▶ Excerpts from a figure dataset
__________________________________________________
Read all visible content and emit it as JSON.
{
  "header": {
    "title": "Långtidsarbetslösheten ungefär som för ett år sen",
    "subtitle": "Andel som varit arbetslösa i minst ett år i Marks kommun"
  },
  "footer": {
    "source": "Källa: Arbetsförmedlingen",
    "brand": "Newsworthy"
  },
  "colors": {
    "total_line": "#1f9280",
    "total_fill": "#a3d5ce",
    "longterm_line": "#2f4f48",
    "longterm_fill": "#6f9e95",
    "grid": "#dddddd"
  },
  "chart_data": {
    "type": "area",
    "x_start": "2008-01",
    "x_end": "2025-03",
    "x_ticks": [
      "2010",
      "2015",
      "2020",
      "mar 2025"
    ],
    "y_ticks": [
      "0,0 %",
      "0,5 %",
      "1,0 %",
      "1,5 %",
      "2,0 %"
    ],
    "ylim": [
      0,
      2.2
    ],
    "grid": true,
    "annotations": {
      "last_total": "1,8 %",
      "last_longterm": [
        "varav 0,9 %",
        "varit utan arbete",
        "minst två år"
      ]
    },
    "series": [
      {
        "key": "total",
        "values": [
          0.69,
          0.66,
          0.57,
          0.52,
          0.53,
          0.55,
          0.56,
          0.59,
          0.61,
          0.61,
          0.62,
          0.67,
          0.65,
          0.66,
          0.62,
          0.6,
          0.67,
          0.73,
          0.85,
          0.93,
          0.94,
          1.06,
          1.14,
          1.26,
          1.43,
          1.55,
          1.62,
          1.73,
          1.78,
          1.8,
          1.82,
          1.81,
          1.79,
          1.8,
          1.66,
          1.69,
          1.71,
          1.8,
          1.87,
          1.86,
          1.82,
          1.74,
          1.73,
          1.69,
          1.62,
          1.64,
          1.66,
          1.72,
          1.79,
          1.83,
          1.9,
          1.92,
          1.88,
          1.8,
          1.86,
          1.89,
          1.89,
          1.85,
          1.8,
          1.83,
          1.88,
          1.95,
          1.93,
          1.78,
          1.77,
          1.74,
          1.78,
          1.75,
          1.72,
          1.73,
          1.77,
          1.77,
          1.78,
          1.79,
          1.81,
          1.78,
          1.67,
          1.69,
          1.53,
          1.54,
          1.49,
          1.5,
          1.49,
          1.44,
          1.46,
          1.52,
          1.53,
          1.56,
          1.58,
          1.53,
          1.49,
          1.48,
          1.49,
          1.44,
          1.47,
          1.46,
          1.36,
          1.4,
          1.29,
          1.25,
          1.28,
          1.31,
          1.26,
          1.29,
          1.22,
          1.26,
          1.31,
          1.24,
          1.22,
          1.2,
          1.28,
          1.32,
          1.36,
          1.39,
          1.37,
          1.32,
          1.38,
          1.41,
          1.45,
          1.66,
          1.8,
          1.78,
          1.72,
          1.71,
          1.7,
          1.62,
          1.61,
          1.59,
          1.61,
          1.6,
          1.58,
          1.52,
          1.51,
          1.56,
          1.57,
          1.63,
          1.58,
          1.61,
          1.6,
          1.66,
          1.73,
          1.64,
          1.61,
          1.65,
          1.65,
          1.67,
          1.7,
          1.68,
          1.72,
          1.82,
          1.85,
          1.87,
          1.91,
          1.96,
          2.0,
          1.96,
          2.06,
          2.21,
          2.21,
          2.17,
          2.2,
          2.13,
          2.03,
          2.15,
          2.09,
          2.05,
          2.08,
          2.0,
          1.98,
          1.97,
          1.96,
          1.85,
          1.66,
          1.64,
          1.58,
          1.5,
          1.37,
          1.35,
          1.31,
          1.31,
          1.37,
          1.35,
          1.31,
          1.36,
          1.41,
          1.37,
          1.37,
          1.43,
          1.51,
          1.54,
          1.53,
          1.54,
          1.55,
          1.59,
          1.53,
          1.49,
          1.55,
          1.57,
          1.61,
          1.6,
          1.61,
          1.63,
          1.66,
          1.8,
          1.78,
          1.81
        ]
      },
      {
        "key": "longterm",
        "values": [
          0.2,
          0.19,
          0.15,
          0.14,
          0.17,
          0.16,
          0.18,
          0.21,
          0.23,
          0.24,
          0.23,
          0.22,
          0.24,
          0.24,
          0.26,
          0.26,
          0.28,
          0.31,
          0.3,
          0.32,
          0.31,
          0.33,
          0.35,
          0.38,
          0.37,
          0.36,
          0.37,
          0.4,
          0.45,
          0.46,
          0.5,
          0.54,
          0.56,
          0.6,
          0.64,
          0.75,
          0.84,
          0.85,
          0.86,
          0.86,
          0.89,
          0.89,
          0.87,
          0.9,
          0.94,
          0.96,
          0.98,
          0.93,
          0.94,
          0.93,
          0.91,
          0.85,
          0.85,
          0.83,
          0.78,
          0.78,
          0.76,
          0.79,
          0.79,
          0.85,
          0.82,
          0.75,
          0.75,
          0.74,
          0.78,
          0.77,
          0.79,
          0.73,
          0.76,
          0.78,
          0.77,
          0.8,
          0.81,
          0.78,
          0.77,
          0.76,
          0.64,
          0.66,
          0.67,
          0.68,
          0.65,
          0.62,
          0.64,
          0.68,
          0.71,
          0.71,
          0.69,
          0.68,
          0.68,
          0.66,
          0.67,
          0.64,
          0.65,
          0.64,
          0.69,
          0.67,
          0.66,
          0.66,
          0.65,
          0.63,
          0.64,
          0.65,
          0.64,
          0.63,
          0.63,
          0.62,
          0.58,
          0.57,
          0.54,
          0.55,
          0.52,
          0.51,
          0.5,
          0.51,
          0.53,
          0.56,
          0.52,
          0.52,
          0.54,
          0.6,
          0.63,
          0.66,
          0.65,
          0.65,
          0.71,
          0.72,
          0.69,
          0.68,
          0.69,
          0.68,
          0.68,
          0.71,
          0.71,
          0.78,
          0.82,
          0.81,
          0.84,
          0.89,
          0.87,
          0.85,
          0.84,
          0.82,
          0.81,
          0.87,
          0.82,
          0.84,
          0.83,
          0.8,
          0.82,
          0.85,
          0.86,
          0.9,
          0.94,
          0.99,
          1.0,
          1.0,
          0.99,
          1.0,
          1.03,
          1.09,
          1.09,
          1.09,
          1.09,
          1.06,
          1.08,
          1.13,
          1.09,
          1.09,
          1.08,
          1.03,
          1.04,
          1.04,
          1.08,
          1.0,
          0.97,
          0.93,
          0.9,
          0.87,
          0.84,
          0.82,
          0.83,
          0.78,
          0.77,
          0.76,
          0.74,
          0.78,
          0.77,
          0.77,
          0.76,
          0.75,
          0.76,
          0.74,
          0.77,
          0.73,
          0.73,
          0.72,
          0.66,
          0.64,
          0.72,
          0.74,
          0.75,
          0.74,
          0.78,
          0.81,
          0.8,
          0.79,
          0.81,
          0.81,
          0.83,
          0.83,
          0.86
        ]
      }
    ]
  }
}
__________________________________________________
▶ WHAT YOU HAVE TO DO
Print the whole listing again, exactly.

▶ COMPLETED TASK
Read all visible content and emit it as JSON.
{
  "header": {
    "title": "Långtidsarbetslösheten ungefär som för ett år sen",
    "subtitle": "Andel som varit arbetslösa i minst ett år i Marks kommun"
  },
  "footer": {
    "source": "Källa: Arbetsförmedlingen",
    "brand": "Newsworthy"
  },
  "colors": {
    "total_line": "#1f9280",
    "total_fill": "#a3d5ce",
    "longterm_line": "#2f4f48",
    "longterm_fill": "#6f9e95",
    "grid": "#dddddd"
  },
  "chart_data": {
    "type": "area",
    "x_start": "2008-01",
    "x_end": "2025-03",
    "x_ticks": [
      "2010",
      "2015",
      "2020",
      "mar 2025"
    ],
    "y_ticks": [
      "0,0 %",
      "0,5 %",
      "1,0 %",
      "1,5 %",
      "2,0 %"
    ],
    "ylim": [
      0,
      2.2
    ],
    "grid": true,
    "annotations": {
      "last_total": "1,8 %",
      "last_longterm": [
        "varav 0,9 %",
        "varit utan arbete",
        "minst två år"
      ]
    },
    "series": [
      {
        "key": "total",
        "values": [
          0.69,
          0.66,
          0.57,
          0.52,
          0.53,
          0.55,
          0.56,
          0.59,
          0.61,
          0.61,
          0.62,
          0.67,
          0.65,
          0.66,
          0.62,
          0.6,
          0.67,
          0.73,
          0.85,
          0.93,
          0.94,
          1.06,
          1.14,
          1.26,
          1.43,
          1.55,
          1.62,
          1.73,
          1.78,
          1.8,
          1.82,
          1.81,
          1.79,
          1.8,
          1.66,
          1.69,
          1.71,
          1.8,
          1.87,
          1.86,
          1.82,
          1.74,
          1.73,
          1.69,
          1.62,
          1.64,
          1.66,
          1.72,
          1.79,
          1.83,
          1.9,
          1.92,
          1.88,
          1.8,
          1.86,
          1.89,
          1.89,
          1.85,
          1.8,
          1.83,
          1.88,
          1.95,
          1.93,
          1.78,
          1.77,
          1.74,
          1.78,
          1.75,
          1.72,
          1.73,
          1.77,
          1.77,
          1.78,
          1.79,
          1.81,
          1.78,
          1.67,
          1.69,
          1.53,
          1.54,
          1.49,
          1.5,
          1.49,
          1.44,
          1.46,
          1.52,
          1.53,
          1.56,
          1.58,
          1.53,
          1.49,
          1.48,
          1.49,
          1.44,
          1.47,
          1.46,
          1.36,
          1.4,
          1.29,
          1.25,
          1.28,
          1.31,
          1.26,
          1.29,
          1.22,
          1.26,
          1.31,
          1.24,
          1.22,
          1.2,
          1.28,
          1.32,
          1.36,
          1.39,
          1.37,
          1.32,
          1.38,
          1.41,
          1.45,
          1.66,
          1.8,
          1.78,
          1.72,
          1.71,
          1.7,
          1.62,
          1.61,
          1.59,
          1.61,
          1.6,
          1.58,
          1.52,
          1.51,
          1.56,
          1.57,
          1.63,
          1.58,
          1.61,
          1.6,
          1.66,
          1.73,
          1.64,
          1.61,
          1.65,
          1.65,
          1.67,
          1.7,
          1.68,
          1.72,
          1.82,
          1.85,
          1.87,
          1.91,
          1.96,
          2.0,
          1.96,
          2.06,
          2.21,
          2.21,
          2.17,
          2.2,
          2.13,
          2.03,
          2.15,
          2.09,
          2.05,
          2.08,
          2.0,
          1.98,
          1.97,
          1.96,
          1.85,
          1.66,
          1.64,
          1.58,
          1.5,
          1.37,
          1.35,
          1.31,
          1.31,
          1.37,
          1.35,
          1.31,
          1.36,
          1.41,
          1.37,
          1.37,
          1.43,
          1.51,
          1.54,
          1.53,
          1.54,
          1.55,
          1.59,
          1.53,
          1.49,
          1.55,
          1.57,
          1.61,
          1.6,
          1.61,
          1.63,
          1.66,
          1.8,
          1.78,
          1.81
        ]
      },
      {
        "key": "longterm",
        "values": [
          0.2,
          0.19,
          0.15,
          0.14,
          0.17,
          0.16,
          0.18,
          0.21,
          0.23,
          0.24,
          0.23,
          0.22,
          0.24,
          0.24,
          0.26,
          0.26,
          0.28,
          0.31,
          0.3,
          0.32,
          0.31,
          0.33,
          0.35,
          0.38,
          0.37,
          0.36,
          0.37,
          0.4,
          0.45,
          0.46,
          0.5,
          0.54,
          0.56,
          0.6,
          0.64,
          0.75,
          0.84,
          0.85,
          0.86,
          0.86,
          0.89,
          0.89,
          0.87,
          0.9,
          0.94,
          0.96,
          0.98,
          0.93,
          0.94,
          0.93,
          0.91,
          0.85,
          0.85,
          0.83,
          0.78,
          0.78,
          0.76,
          0.79,
          0.79,
          0.85,
          0.82,
          0.75,
          0.75,
          0.74,
          0.78,
          0.77,
          0.79,
          0.73,
          0.76,
          0.78,
          0.77,
          0.8,
          0.81,
          0.78,
          0.77,
          0.76,
          0.64,
          0.66,
          0.67,
          0.68,
          0.65,
          0.62,
          0.64,
          0.68,
          0.71,
          0.71,
          0.69,
          0.68,
          0.68,
          0.66,
          0.67,
          0.64,
          0.65,
          0.64,
          0.69,
          0.67,
          0.66,
          0.66,
          0.65,
          0.63,
          0.64,
          0.65,
          0.64,
          0.63,
          0.63,
          0.62,
          0.58,
          0.57,
          0.54,
          0.55,
          0.52,
          0.51,
          0.5,
          0.51,
          0.53,
          0.56,
          0.52,
          0.52,
          0.54,
          0.6,
          0.63,
          0.66,
          0.65,
          0.65,
          0.71,
          0.72,
          0.69,
          0.68,
          0.69,
          0.68,
          0.68,
          0.71,
          0.71,
          0.78,
          0.82,
          0.81,
          0.84,
          0.89,
          0.87,
          0.85,
          0.84,
          0.82,
          0.81,
          0.87,
          0.82,
          0.84,
          0.83,
          0.8,
          0.82,
          0.85,
          0.86,
          0.9,
          0.94,
          0.99,
          1.0,
          1.0,
          0.99,
          1.0,
          1.03,
          1.09,
          1.09,
          1.09,
          1.09,
          1.06,
          1.08,
          1.13,
          1.09,
          1.09,
          1.08,
          1.03,
          1.04,
          1.04,
          1.08,
          1.0,
          0.97,
          0.93,
          0.9,
          0.87,
          0.84,
          0.82,
          0.83,
          0.78,
          0.77,
          0.76,
          0.74,
          0.78,
          0.77,
          0.77,
          0.76,
          0.75,
          0.76,
          0.74,
          0.77,
          0.73,
          0.73,
          0.72,
          0.66,
          0.64,
          0.72,
          0.74,
          0.75,
          0.74,
          0.78,
          0.81,
          0.8,
          0.79,
          0.81,
          0.81,
          0.83,
          0.83,
          0.86
        ]
      }
    ]
  }
}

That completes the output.